EXTRAIT CITÉ:

On devrait savoir a minima que la Corée est un pays coupé en deux, dont la réunification n’est même pas une hypothèse. Alors qualifier une relation amoureuse comme étant du niveau de cette opération témoigne admirablement de l’ampleur des sentiments.
À l’inverse de Ma Chambre froide ou de Cendrillon qui se concentraient sur le sort d'une héroïne, le propos est de nous amener à réfléchir à travers une vingtaine de scènes indépendantes, mais offrant chacune une version de l'amour, ou plutôt de l'attachement amoureux et, par voie de conséquence, de perte … de liberté.
Je recommande donc de s’être renseigné avant de s'installer dans les gradins. J’ai eu une chance supplémentaire en participant à une visite du plateau, des décors, des costumes, bref des coulisses, en accompagnant des malvoyants. C’est une initiative de l’Azimut, pour faciliter ensuite le suivi du spectacle en audio-description, et la séance est ouverte librement à ceux qui le désirent, pourvu de s’inscrire.

Lignes issues d'une collecte de données:
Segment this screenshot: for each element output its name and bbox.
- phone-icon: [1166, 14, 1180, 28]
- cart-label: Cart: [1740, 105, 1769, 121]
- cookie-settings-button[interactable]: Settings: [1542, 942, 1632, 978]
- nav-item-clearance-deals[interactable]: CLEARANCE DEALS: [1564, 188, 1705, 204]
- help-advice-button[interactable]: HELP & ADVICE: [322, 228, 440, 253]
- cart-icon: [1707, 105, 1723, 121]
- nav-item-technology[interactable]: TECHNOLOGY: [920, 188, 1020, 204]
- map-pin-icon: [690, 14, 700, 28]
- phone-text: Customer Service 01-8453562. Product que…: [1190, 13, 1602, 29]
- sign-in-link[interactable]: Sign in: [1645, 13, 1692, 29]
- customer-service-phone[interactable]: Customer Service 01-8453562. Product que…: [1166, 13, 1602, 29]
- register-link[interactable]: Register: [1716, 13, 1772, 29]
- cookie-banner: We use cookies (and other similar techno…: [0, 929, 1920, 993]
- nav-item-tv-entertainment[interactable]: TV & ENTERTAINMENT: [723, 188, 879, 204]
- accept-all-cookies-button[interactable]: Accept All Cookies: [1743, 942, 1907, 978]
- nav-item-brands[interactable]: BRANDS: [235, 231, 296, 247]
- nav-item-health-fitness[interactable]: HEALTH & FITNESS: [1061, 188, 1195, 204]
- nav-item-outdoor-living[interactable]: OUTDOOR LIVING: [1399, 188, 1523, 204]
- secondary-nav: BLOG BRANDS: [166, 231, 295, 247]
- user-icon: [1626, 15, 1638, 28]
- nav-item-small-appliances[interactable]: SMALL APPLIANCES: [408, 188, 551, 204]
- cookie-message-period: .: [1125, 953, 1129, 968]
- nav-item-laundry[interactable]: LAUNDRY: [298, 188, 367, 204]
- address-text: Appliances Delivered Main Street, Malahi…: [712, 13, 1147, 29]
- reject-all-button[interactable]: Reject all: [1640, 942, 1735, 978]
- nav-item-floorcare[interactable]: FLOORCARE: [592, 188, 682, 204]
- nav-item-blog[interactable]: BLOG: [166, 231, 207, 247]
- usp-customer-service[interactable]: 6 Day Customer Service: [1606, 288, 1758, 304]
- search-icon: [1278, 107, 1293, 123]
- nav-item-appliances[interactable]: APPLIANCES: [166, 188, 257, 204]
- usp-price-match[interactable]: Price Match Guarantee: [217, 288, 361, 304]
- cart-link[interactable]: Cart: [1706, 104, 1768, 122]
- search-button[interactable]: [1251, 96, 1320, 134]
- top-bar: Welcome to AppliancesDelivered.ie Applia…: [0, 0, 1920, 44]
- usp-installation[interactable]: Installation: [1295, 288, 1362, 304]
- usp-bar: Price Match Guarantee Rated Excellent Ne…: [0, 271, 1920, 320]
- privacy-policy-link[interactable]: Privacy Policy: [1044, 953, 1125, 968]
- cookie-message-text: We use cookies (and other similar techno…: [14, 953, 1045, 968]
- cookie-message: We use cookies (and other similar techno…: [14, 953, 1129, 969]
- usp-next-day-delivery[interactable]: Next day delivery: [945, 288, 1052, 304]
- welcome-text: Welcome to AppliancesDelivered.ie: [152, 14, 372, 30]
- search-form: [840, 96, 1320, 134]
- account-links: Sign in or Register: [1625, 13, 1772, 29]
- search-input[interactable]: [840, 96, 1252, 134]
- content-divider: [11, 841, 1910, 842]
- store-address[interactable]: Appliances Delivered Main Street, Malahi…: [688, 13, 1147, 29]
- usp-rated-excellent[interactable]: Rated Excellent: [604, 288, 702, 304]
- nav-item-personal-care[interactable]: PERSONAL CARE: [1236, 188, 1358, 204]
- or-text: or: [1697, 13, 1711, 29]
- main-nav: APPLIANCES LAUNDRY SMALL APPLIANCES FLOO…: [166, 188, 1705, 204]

PARTIES DE L'EXERCICE:
A) Dans l'extrait cité, quels sont les éléments énumérés juste avant « bref des coulisses » ?
B) Recopiez mot pour mot le passage de l'extrait cité qui va de « À l’inverse de » jusqu'à « pourvu de s’inscrire. » inclus.
Ces lignes proviennent d'une autre source que l'extrait cité.

RÉPONSES PAR TÂCHE:
A) le plateau, les décors, les costumes

B)
À l’inverse de Ma Chambre froide ou de Cendrillon qui se concentraient sur le sort d'une héroïne, le propos est de nous amener à réfléchir à travers une vingtaine de scènes indépendantes, mais offrant chacune une version de l'amour, ou plutôt de l'attachement amoureux et, par voie de conséquence, de perte … de liberté.
Je recommande donc de s’être renseigné avant de s'installer dans les gradins. J’ai eu une chance supplémentaire en participant à une visite du plateau, des décors, des costumes, bref des coulisses, en accompagnant des malvoyants. C’est une initiative de l’Azimut, pour faciliter ensuite le suivi du spectacle en audio-description, et la séance est ouverte librement à ceux qui le désirent, pourvu de s’inscrire.